Exercise directions: In this exercise, return the whole listing exactly, excluding any images.

Listing:
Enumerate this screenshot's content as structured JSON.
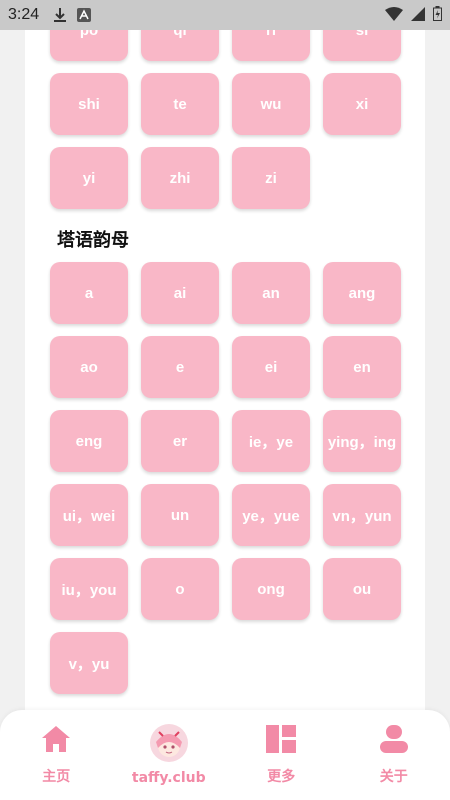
{
  "status_bar": {
    "time": "3:24"
  },
  "grid_top": [
    "po",
    "qi",
    "ri",
    "si",
    "shi",
    "te",
    "wu",
    "xi",
    "yi",
    "zhi",
    "zi"
  ],
  "section": {
    "title": "塔语韵母"
  },
  "grid_finals": [
    "a",
    "ai",
    "an",
    "ang",
    "ao",
    "e",
    "ei",
    "en",
    "eng",
    "er",
    "ie，ye",
    "ying，ing",
    "ui，wei",
    "un",
    "ye，yue",
    "vn，yun",
    "iu，you",
    "o",
    "ong",
    "ou",
    "v，yu"
  ],
  "bottom_nav": [
    {
      "label": "主页",
      "icon": "home-icon"
    },
    {
      "label": "taffy.club",
      "icon": "avatar-icon"
    },
    {
      "label": "更多",
      "icon": "grid-icon"
    },
    {
      "label": "关于",
      "icon": "user-icon"
    }
  ],
  "colors": {
    "tile": "#f9b7c7",
    "accent": "#f28aa6"
  }
}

Final result:
Enumerate this screenshot's content as structured JSON.
{
  "status_bar": {
    "time": "3:24"
  },
  "grid_top": [
    "po",
    "qi",
    "ri",
    "si",
    "shi",
    "te",
    "wu",
    "xi",
    "yi",
    "zhi",
    "zi"
  ],
  "section": {
    "title": "塔语韵母"
  },
  "grid_finals": [
    "a",
    "ai",
    "an",
    "ang",
    "ao",
    "e",
    "ei",
    "en",
    "eng",
    "er",
    "ie，ye",
    "ying，ing",
    "ui，wei",
    "un",
    "ye，yue",
    "vn，yun",
    "iu，you",
    "o",
    "ong",
    "ou",
    "v，yu"
  ],
  "bottom_nav": [
    {
      "label": "主页",
      "icon": "home-icon"
    },
    {
      "label": "taffy.club",
      "icon": "avatar-icon"
    },
    {
      "label": "更多",
      "icon": "grid-icon"
    },
    {
      "label": "关于",
      "icon": "user-icon"
    }
  ],
  "colors": {
    "tile": "#f9b7c7",
    "accent": "#f28aa6"
  }
}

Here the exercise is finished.